Goal of the exercise
Using the entries that follow, collect the lines where the word "this" appears.

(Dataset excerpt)
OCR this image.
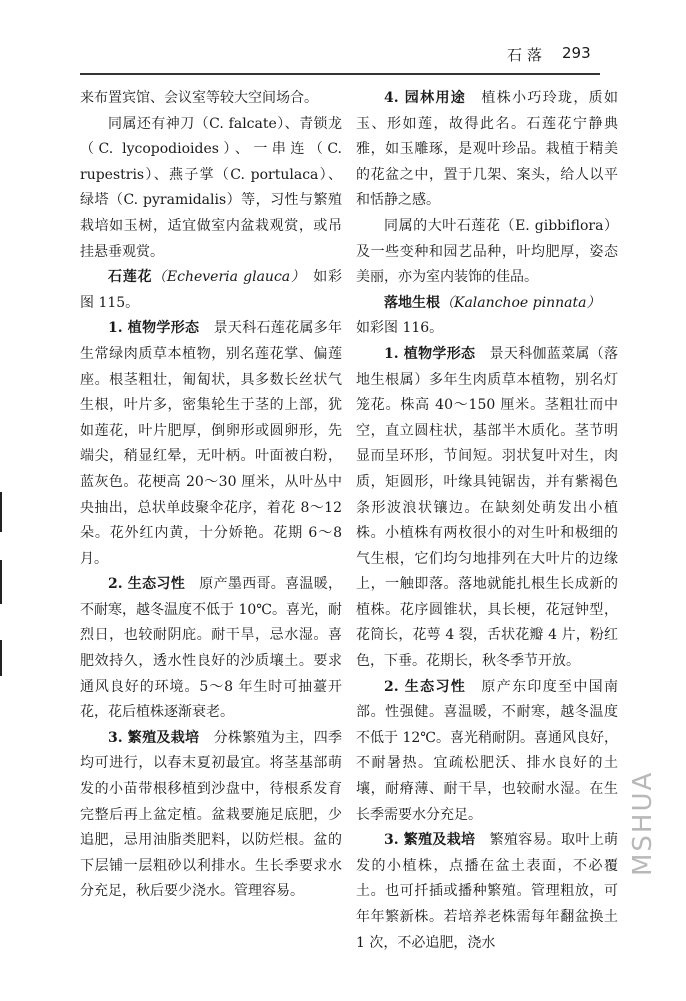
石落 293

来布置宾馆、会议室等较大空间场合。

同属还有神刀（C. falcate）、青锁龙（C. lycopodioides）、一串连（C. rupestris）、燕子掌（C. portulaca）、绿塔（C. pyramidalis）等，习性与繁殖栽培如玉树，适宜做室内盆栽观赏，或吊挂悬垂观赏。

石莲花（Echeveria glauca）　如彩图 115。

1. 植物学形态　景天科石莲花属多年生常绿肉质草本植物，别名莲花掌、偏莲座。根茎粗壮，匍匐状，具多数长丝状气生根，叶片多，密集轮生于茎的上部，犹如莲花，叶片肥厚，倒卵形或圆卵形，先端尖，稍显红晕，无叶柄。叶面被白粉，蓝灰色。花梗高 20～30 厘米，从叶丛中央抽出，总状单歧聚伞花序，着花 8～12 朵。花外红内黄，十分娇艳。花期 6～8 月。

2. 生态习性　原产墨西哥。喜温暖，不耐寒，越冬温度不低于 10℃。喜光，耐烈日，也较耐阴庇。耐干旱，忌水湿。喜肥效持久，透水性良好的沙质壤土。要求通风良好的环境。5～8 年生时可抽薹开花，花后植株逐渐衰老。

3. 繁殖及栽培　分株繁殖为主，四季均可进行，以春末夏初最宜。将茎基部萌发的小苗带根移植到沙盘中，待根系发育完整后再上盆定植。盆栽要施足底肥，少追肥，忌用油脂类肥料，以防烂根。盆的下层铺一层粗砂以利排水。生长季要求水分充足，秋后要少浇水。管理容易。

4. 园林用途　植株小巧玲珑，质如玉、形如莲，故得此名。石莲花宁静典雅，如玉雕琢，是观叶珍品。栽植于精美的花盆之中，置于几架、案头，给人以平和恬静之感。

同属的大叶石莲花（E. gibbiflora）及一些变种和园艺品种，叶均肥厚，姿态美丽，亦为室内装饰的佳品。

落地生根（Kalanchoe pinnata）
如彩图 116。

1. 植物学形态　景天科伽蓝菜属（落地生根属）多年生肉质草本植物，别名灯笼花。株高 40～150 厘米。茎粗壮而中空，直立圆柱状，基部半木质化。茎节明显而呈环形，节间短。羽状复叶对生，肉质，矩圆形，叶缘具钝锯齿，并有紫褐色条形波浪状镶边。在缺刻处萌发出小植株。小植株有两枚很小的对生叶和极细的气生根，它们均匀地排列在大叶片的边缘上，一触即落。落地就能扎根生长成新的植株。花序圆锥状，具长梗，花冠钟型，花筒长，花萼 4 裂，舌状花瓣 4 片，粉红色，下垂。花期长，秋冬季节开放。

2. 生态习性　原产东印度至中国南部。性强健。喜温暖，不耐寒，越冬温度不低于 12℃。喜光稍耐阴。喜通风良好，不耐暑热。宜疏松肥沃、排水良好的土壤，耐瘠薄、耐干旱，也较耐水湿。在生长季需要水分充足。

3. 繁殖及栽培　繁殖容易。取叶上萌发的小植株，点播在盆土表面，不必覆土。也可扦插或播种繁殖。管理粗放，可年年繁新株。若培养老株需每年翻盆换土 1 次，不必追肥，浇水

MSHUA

---

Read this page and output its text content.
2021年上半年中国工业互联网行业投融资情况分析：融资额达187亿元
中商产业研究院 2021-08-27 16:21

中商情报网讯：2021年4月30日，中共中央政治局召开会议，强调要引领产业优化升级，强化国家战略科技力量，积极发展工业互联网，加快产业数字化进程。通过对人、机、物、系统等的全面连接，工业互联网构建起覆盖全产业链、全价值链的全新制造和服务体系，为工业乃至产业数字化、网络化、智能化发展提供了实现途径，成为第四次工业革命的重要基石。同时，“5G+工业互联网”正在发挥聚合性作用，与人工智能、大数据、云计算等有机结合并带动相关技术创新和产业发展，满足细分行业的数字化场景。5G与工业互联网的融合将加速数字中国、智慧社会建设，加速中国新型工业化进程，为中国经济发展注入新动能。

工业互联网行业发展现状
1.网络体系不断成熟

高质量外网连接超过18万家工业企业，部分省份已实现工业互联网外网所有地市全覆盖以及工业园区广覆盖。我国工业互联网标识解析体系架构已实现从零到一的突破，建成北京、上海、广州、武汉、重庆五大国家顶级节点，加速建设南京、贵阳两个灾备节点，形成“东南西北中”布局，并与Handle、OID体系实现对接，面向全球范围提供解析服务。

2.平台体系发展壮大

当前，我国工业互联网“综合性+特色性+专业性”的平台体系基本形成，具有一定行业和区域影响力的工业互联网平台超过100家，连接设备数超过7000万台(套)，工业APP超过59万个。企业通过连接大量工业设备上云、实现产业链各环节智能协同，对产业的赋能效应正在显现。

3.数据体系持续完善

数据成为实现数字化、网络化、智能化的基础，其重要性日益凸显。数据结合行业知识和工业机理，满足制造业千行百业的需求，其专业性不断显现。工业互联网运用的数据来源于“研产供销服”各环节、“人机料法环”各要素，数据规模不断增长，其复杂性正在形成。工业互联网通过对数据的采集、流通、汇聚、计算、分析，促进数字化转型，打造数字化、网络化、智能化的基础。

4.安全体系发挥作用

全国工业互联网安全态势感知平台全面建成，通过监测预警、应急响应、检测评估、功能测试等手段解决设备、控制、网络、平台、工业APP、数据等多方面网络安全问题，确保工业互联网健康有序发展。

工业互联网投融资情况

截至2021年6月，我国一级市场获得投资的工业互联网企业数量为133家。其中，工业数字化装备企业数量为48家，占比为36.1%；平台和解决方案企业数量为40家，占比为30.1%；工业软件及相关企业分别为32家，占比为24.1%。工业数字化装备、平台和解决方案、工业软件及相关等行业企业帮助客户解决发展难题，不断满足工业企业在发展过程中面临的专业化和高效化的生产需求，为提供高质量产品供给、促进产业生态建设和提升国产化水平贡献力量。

Written reply
OCR this image.
Read this page and output its text content.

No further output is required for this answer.